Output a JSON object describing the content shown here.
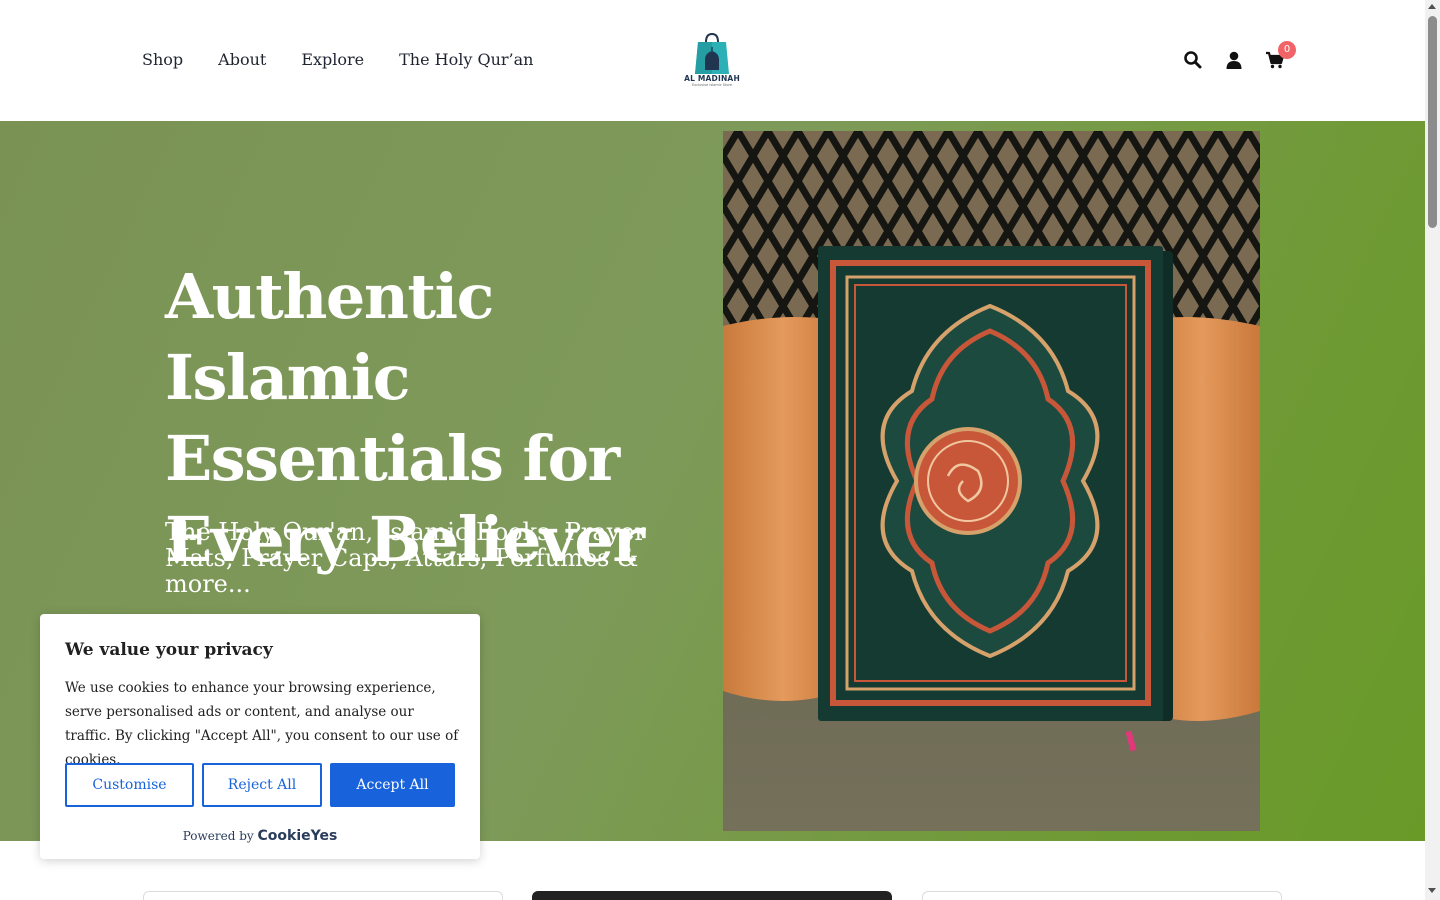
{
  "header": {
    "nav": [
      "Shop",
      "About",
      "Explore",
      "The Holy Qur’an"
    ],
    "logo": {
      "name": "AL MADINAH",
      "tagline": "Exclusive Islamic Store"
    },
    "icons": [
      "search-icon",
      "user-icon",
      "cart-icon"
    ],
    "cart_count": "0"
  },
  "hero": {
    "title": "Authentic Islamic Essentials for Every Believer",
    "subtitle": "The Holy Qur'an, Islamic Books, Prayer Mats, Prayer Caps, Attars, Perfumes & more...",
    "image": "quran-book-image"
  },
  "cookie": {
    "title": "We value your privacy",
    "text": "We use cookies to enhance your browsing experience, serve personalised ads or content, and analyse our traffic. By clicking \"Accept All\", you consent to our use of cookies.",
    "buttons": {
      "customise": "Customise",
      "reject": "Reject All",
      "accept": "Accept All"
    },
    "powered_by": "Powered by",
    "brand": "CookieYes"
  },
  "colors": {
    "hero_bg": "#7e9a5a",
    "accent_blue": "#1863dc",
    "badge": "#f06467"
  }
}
------------------------------
__What this task involves__.
Reproduce each line exactly, please, except for any pictures.

__Output for this exercise__.
Output a JSON object describing the content shown here.
{
  "header": {
    "nav": [
      "Shop",
      "About",
      "Explore",
      "The Holy Qur’an"
    ],
    "logo": {
      "name": "AL MADINAH",
      "tagline": "Exclusive Islamic Store"
    },
    "icons": [
      "search-icon",
      "user-icon",
      "cart-icon"
    ],
    "cart_count": "0"
  },
  "hero": {
    "title": "Authentic Islamic Essentials for Every Believer",
    "subtitle": "The Holy Qur'an, Islamic Books, Prayer Mats, Prayer Caps, Attars, Perfumes & more...",
    "image": "quran-book-image"
  },
  "cookie": {
    "title": "We value your privacy",
    "text": "We use cookies to enhance your browsing experience, serve personalised ads or content, and analyse our traffic. By clicking \"Accept All\", you consent to our use of cookies.",
    "buttons": {
      "customise": "Customise",
      "reject": "Reject All",
      "accept": "Accept All"
    },
    "powered_by": "Powered by",
    "brand": "CookieYes"
  },
  "colors": {
    "hero_bg": "#7e9a5a",
    "accent_blue": "#1863dc",
    "badge": "#f06467"
  }
}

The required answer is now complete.